(Extracted records)
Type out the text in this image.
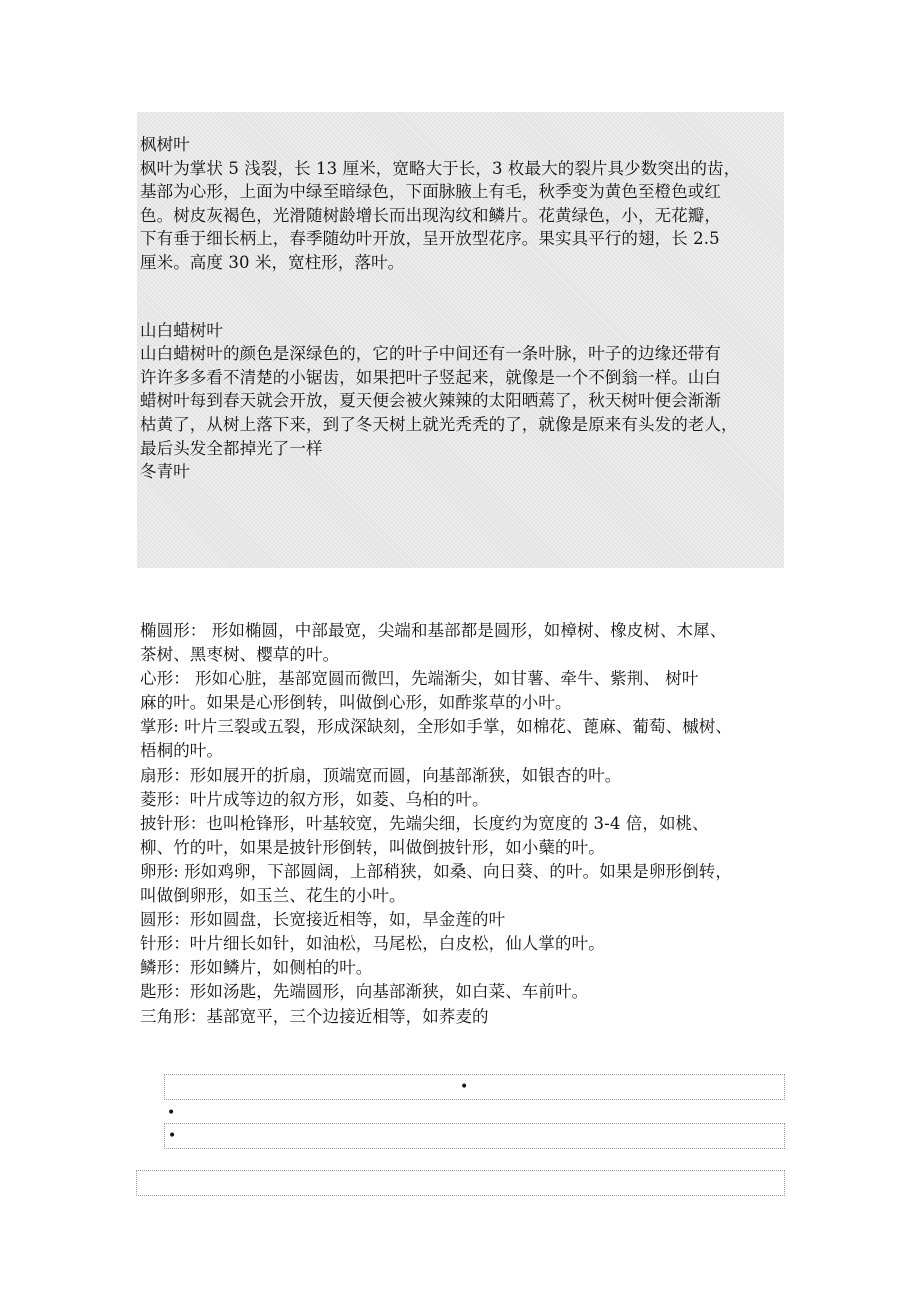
枫树叶
枫叶为掌状 5 浅裂，长 13 厘米，宽略大于长，3 枚最大的裂片具少数突出的齿，
基部为心形，上面为中绿至暗绿色，下面脉腋上有毛，秋季变为黄色至橙色或红
色。树皮灰褐色，光滑随树龄增长而出现沟纹和鳞片。花黄绿色，小，无花瓣，
下有垂于细长柄上，春季随幼叶开放，呈开放型花序。果实具平行的翅，长 2.5
厘米。高度 30 米，宽柱形，落叶。
山白蜡树叶
山白蜡树叶的颜色是深绿色的，它的叶子中间还有一条叶脉，叶子的边缘还带有
许许多多看不清楚的小锯齿，如果把叶子竖起来，就像是一个不倒翁一样。山白
蜡树叶每到春天就会开放，夏天便会被火辣辣的太阳晒蔫了，秋天树叶便会渐渐
枯黄了，从树上落下来，到了冬天树上就光秃秃的了，就像是原来有头发的老人，
最后头发全都掉光了一样
冬青叶
椭圆形： 形如椭圆，中部最宽，尖端和基部都是圆形，如樟树、橡皮树、木犀、
茶树、黑枣树、樱草的叶。
心形： 形如心脏，基部宽圆而微凹，先端渐尖，如甘薯、牵牛、紫荆、 树叶
麻的叶。如果是心形倒转，叫做倒心形，如酢浆草的小叶。
掌形: 叶片三裂或五裂，形成深缺刻，全形如手掌，如棉花、蓖麻、葡萄、槭树、
梧桐的叶。
扇形：形如展开的折扇，顶端宽而圆，向基部渐狭，如银杏的叶。
菱形：叶片成等边的叙方形，如菱、乌桕的叶。
披针形：也叫枪锋形，叶基较宽，先端尖细，长度约为宽度的 3-4 倍，如桃、
柳、竹的叶，如果是披针形倒转，叫做倒披针形，如小蘖的叶。
卵形: 形如鸡卵，下部圆阔，上部稍狭，如桑、向日葵、的叶。如果是卵形倒转，
叫做倒卵形，如玉兰、花生的小叶。
圆形：形如圆盘，长宽接近相等，如，旱金莲的叶
针形：叶片细长如针，如油松，马尾松，白皮松，仙人掌的叶。
鳞形：形如鳞片，如侧柏的叶。
匙形：形如汤匙，先端圆形，向基部渐狭，如白菜、车前叶。
三角形：基部宽平，三个边接近相等，如荞麦的
•
•
•
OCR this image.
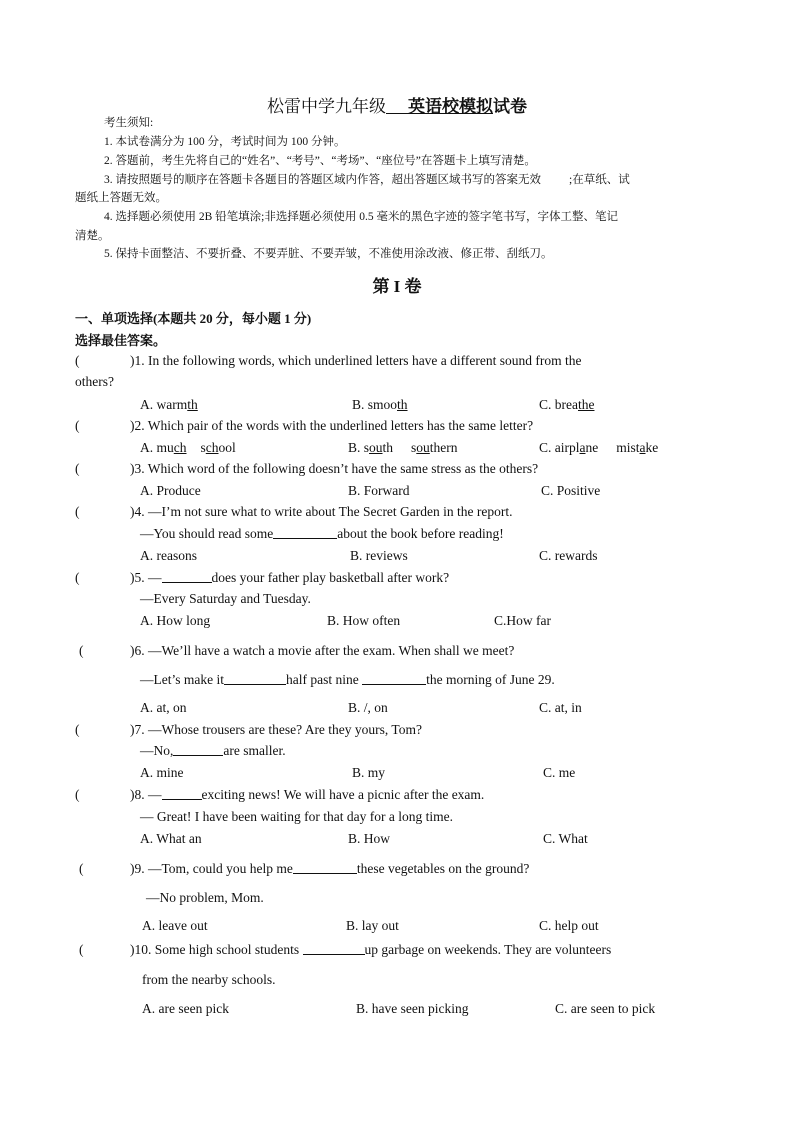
松雷中学九年级 英语校模拟试卷
考生须知:
1. 本试卷满分为 100 分，考试时间为 100 分钟。
2. 答题前，考生先将自己的“姓名”、“考号”、“考场”、“座位号”在答题卡上填写清楚。
3. 请按照题号的顺序在答题卡各题目的答题区域内作答，超出答题区域书写的答案无效 ;在草纸、试
题纸上答题无效。
4. 选择题必须使用 2B 铅笔填涂;非选择题必须使用 0.5 毫米的黑色字迹的签字笔书写，字体工整、笔记
清楚。
5. 保持卡面整洁、不要折叠、不要弄脏、不要弄皱，不准使用涂改液、修正带、刮纸刀。
第 I 卷
一、单项选择(本题共 20 分，每小题 1 分)
选择最佳答案。
(	)1. In the following words, which underlined letters have a different sound from the
others?
A. warmth	B. smooth	C. breathe
(	)2. Which pair of the words with the underlined letters has the same letter?
A. much school	B. south southern	C. airplane mistake
(	)3. Which word of the following doesn’t have the same stress as the others?
A. Produce	B. Forward	C. Positive
(	)4. —I’m not sure what to write about The Secret Garden in the report.
—You should read some	about the book before reading!
A. reasons	B. reviews	C. rewards
(	)5. —	does your father play basketball after work?
—Every Saturday and Tuesday.
A. How long	B. How often	C.How far
(	)6. —We’ll have a watch a movie after the exam. When shall we meet?
—Let’s make it	half past nine	the morning of June 29.
A. at, on	B. /, on	C. at, in
(	)7. —Whose trousers are these? Are they yours, Tom?
—No,	are smaller.
A. mine	B. my	C. me
(	)8. —	exciting news! We will have a picnic after the exam.
— Great! I have been waiting for that day for a long time.
A. What an	B. How	C. What
(	)9. —Tom, could you help me	these vegetables on the ground?
—No problem, Mom.
A. leave out	B. lay out	C. help out
(	)10. Some high school students	up garbage on weekends. They are volunteers
from the nearby schools.
A. are seen pick	B. have seen picking	C. are seen to pick
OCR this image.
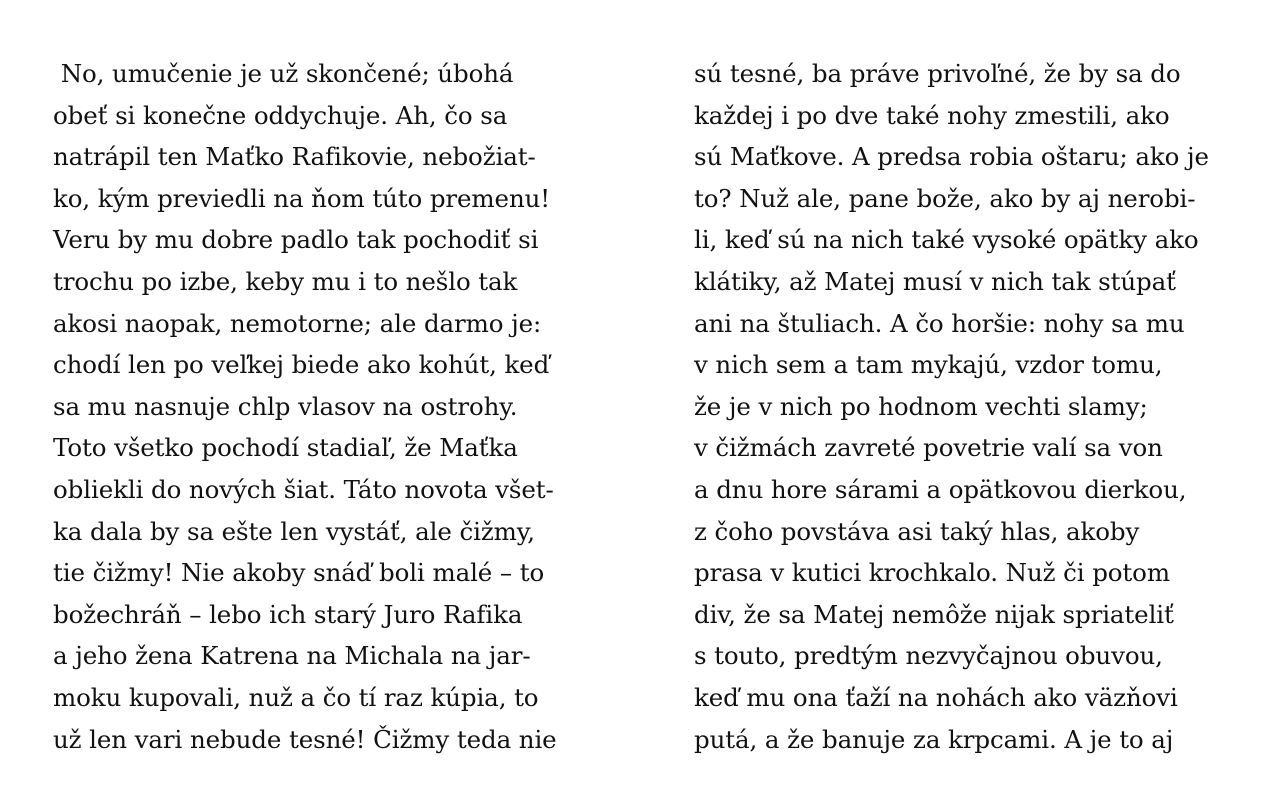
No, umučenie je už skončené; úbohá
obeť si konečne oddychuje. Ah, čo sa
natrápil ten Maťko Rafikovie, nebožiat-
ko, kým previedli na ňom túto premenu!
Veru by mu dobre padlo tak pochodiť si
trochu po izbe, keby mu i to nešlo tak
akosi naopak, nemotorne; ale darmo je:
chodí len po veľkej biede ako kohút, keď
sa mu nasnuje chlp vlasov na ostrohy.
Toto všetko pochodí stadiaľ, že Maťka
obliekli do nových šiat. Táto novota všet-
ka dala by sa ešte len vystáť, ale čižmy,
tie čižmy! Nie akoby snáď boli malé – to
božechráň – lebo ich starý Juro Rafika
a jeho žena Katrena na Michala na jar-
moku kupovali, nuž a čo tí raz kúpia, to
už len vari nebude tesné! Čižmy teda nie
sú tesné, ba práve privoľné, že by sa do
každej i po dve také nohy zmestili, ako
sú Maťkove. A predsa robia oštaru; ako je
to? Nuž ale, pane bože, ako by aj nerobi-
li, keď sú na nich také vysoké opätky ako
klátiky, až Matej musí v nich tak stúpať
ani na štuliach. A čo horšie: nohy sa mu
v nich sem a tam mykajú, vzdor tomu,
že je v nich po hodnom vechti slamy;
v čižmách zavreté povetrie valí sa von
a dnu hore sárami a opätkovou dierkou,
z čoho povstáva asi taký hlas, akoby
prasa v kutici krochkalo. Nuž či potom
div, že sa Matej nemôže nijak spriateliť
s touto, predtým nezvyčajnou obuvou,
keď mu ona ťaží na nohách ako väzňovi
putá, a že banuje za krpcami. A je to aj
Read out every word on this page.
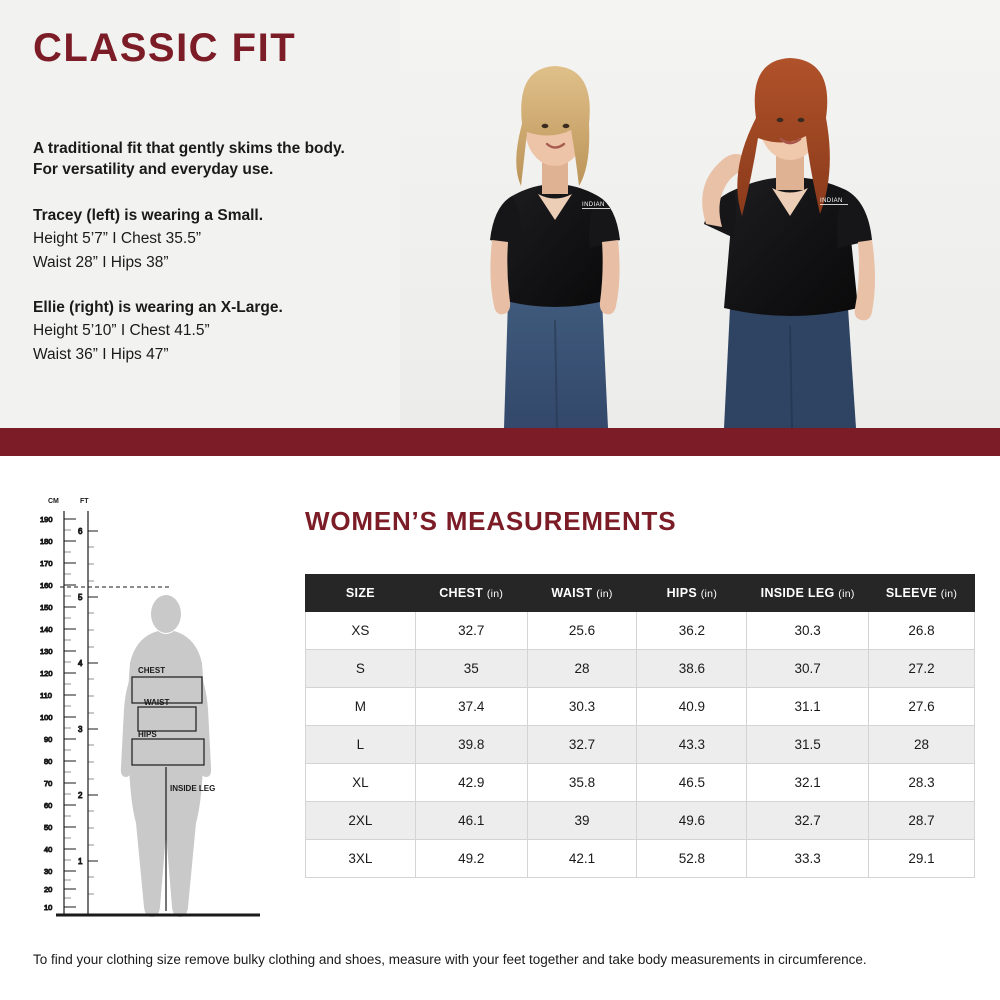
CLASSIC FIT

A traditional fit that gently skims the body. For versatility and everyday use.

Tracey (left) is wearing a Small.

Height 5’7” I Chest 35.5”

Waist 28” I Hips 38”

Ellie (right) is wearing an X-Large.

Height 5’10” I Chest 41.5”

Waist 36” I Hips 47”

INDIAN
INDIAN
CHEST
WAIST
HIPS
INSIDE LEG
CM	FT
190
180
170
160
150
140
130
120
110
100
90
80
70
60
50
40
30
20
10
6
5
4
3
2
1
WOMEN’S MEASUREMENTS
SIZE	CHEST (in)	WAIST (in)	HIPS (in)	INSIDE LEG (in)	SLEEVE (in)
XS	32.7	25.6	36.2	30.3	26.8
S	35	28	38.6	30.7	27.2
M	37.4	30.3	40.9	31.1	27.6
L	39.8	32.7	43.3	31.5	28
XL	42.9	35.8	46.5	32.1	28.3
2XL	46.1	39	49.6	32.7	28.7
3XL	49.2	42.1	52.8	33.3	29.1
To find your clothing size remove bulky clothing and shoes, measure with your feet together and take body measurements in circumference.
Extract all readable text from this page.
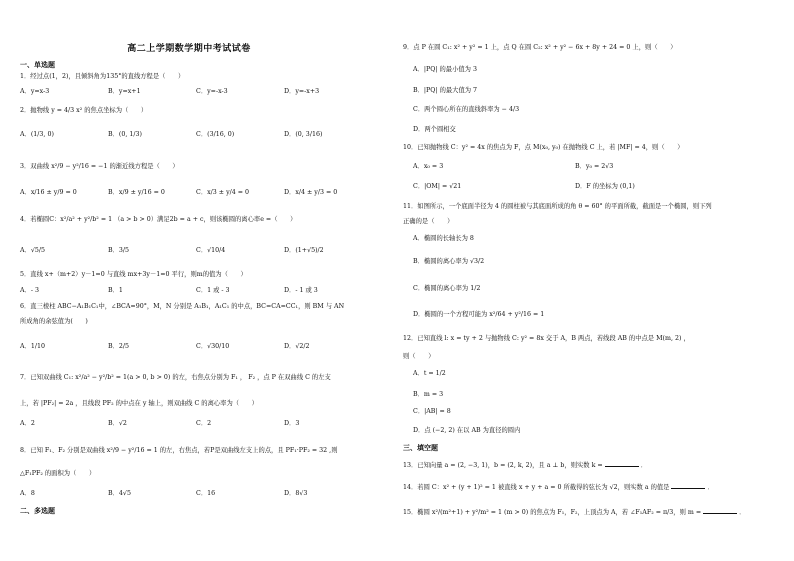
高二上学期数学期中考试试卷
一、单选题
1．经过点(1，2)，且倾斜角为135°的直线方程是（　　）
A．y=x-3	B．y=x+1	C．y=-x-3	D．y=-x+3
2．抛物线 y = 4/3 x² 的焦点坐标为（　　）
A．(1/3, 0)	B．(0, 1/3)	C．(3/16, 0)	D．(0, 3/16)
3．双曲线 x²/9 − y²/16 = −1 的渐近线方程是（　　）
A．x/16 ± y/9 = 0	B．x/9 ± y/16 = 0	C．x/3 ± y/4 = 0	D．x/4 ± y/3 = 0
4．若椭圆C：x²/a² + y²/b² = 1 （a > b > 0）满足2b = a + c，则该椭圆的离心率e =（　　）
A．√5/5	B．3/5	C．√10/4	D．(1+√5)/2
5．直线 x+（m+2）y－1=0 与直线 mx+3y－1=0 平行，则m的值为（　　）
A．- 3	B．1	C．1 或 - 3	D．- 1 或 3
6．直三棱柱 ABC−A₁B₁C₁中，∠BCA=90°，M，N 分别是 A₁B₁，A₁C₁ 的中点，BC=CA=CC₁，则 BM 与 AN
所成角的余弦值为(　　)
A．1/10	B．2/5	C．√30/10	D．√2/2
7．已知双曲线 C₁: x²/a² − y²/b² = 1(a > 0, b > 0) 的左，右焦点分别为 F₁ ， F₂ ，点 P 在双曲线 C 的左支
上，若 |PF₂| = 2a ，且线段 PF₂ 的中点在 y 轴上，则双曲线 C 的离心率为（　　）
A．2	B．√2	C．2	D．3
8．已知 F₁、F₂ 分别是双曲线 x²/9 − y²/16 = 1 的左，右焦点，若P是双曲线左支上的点，且 PF₁·PF₂ = 32 ,则
△F₁PF₂ 的面积为（　　）
A．8	B．4√5	C．16	D．8√3
二、多选题
9．点 P 在圆 C₁: x² + y² = 1 上，点 Q 在圆 C₂: x² + y² − 6x + 8y + 24 = 0 上，则（　　）
A．|PQ| 的最小值为 3
B．|PQ| 的最大值为 7
C．两个圆心所在的直线斜率为 − 4/3
D．两个圆相交
10．已知抛物线 C：y² = 4x 的焦点为 F，点 M(x₀, y₀) 在抛物线 C 上，若 |MF| = 4，则（　　）
A．x₀ = 3	B．y₀ = 2√3
C．|OM| = √21	D．F 的坐标为 (0,1)
11．如图所示，一个底面半径为 4 的圆柱被与其底面所成的角 θ = 60° 的平面所截，截面是一个椭圆，则下列
正确的是（　　）
A．椭圆的长轴长为 8
B．椭圆的离心率为 √3/2
C．椭圆的离心率为 1/2
D．椭圆的一个方程可能为 x²/64 + y²/16 = 1
12．已知直线 l: x = ty + 2 与抛物线 C: y² = 8x 交于 A，B 两点，若线段 AB 的中点是 M(m, 2) ，
则（　　）
A．t = 1/2
B．m = 3
C．|AB| = 8
D．点 (−2, 2) 在以 AB 为直径的圆内
三、填空题
13．已知向量 a = (2, −3, 1)，b = (2, k, 2)，且 a ⊥ b，则实数 k =	．
14．若圆 C：x² + (y + 1)² = 1 被直线 x + y + a = 0 所截得的弦长为 √2，则实数 a 的值是	．
15．椭圆 x²/(m²+1) + y²/m² = 1 (m > 0) 的焦点为 F₁，F₂，上顶点为 A，若 ∠F₁AF₂ = π/3，则 m =	．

**REQUIRED WORK**
The lines to be quoted run from the line containing "Extract all readable text from this page." through the end of the entries above, both included; quote them exactly and leave out any pictures.

**ANSWER FOR THE TASK**
Extract all readable text from this page.
高二上学期数学期中考试试卷
一、单选题
1．经过点(1，2)，且倾斜角为135°的直线方程是（　　）
A．y=x-3	B．y=x+1	C．y=-x-3	D．y=-x+3
2．抛物线 y = 4/3 x² 的焦点坐标为（　　）
A．(1/3, 0)	B．(0, 1/3)	C．(3/16, 0)	D．(0, 3/16)
3．双曲线 x²/9 − y²/16 = −1 的渐近线方程是（　　）
A．x/16 ± y/9 = 0	B．x/9 ± y/16 = 0	C．x/3 ± y/4 = 0	D．x/4 ± y/3 = 0
4．若椭圆C：x²/a² + y²/b² = 1 （a > b > 0）满足2b = a + c，则该椭圆的离心率e =（　　）
A．√5/5	B．3/5	C．√10/4	D．(1+√5)/2
5．直线 x+（m+2）y－1=0 与直线 mx+3y－1=0 平行，则m的值为（　　）
A．- 3	B．1	C．1 或 - 3	D．- 1 或 3
6．直三棱柱 ABC−A₁B₁C₁中，∠BCA=90°，M，N 分别是 A₁B₁，A₁C₁ 的中点，BC=CA=CC₁，则 BM 与 AN
所成角的余弦值为(　　)
A．1/10	B．2/5	C．√30/10	D．√2/2
7．已知双曲线 C₁: x²/a² − y²/b² = 1(a > 0, b > 0) 的左，右焦点分别为 F₁ ， F₂ ，点 P 在双曲线 C 的左支
上，若 |PF₂| = 2a ，且线段 PF₂ 的中点在 y 轴上，则双曲线 C 的离心率为（　　）
A．2	B．√2	C．2	D．3
8．已知 F₁、F₂ 分别是双曲线 x²/9 − y²/16 = 1 的左，右焦点，若P是双曲线左支上的点，且 PF₁·PF₂ = 32 ,则
△F₁PF₂ 的面积为（　　）
A．8	B．4√5	C．16	D．8√3
二、多选题
9．点 P 在圆 C₁: x² + y² = 1 上，点 Q 在圆 C₂: x² + y² − 6x + 8y + 24 = 0 上，则（　　）
A．|PQ| 的最小值为 3
B．|PQ| 的最大值为 7
C．两个圆心所在的直线斜率为 − 4/3
D．两个圆相交
10．已知抛物线 C：y² = 4x 的焦点为 F，点 M(x₀, y₀) 在抛物线 C 上，若 |MF| = 4，则（　　）
A．x₀ = 3	B．y₀ = 2√3
C．|OM| = √21	D．F 的坐标为 (0,1)
11．如图所示，一个底面半径为 4 的圆柱被与其底面所成的角 θ = 60° 的平面所截，截面是一个椭圆，则下列
正确的是（　　）
A．椭圆的长轴长为 8
B．椭圆的离心率为 √3/2
C．椭圆的离心率为 1/2
D．椭圆的一个方程可能为 x²/64 + y²/16 = 1
12．已知直线 l: x = ty + 2 与抛物线 C: y² = 8x 交于 A，B 两点，若线段 AB 的中点是 M(m, 2) ，
则（　　）
A．t = 1/2
B．m = 3
C．|AB| = 8
D．点 (−2, 2) 在以 AB 为直径的圆内
三、填空题
13．已知向量 a = (2, −3, 1)，b = (2, k, 2)，且 a ⊥ b，则实数 k =	．
14．若圆 C：x² + (y + 1)² = 1 被直线 x + y + a = 0 所截得的弦长为 √2，则实数 a 的值是	．
15．椭圆 x²/(m²+1) + y²/m² = 1 (m > 0) 的焦点为 F₁，F₂，上顶点为 A，若 ∠F₁AF₂ = π/3，则 m =	．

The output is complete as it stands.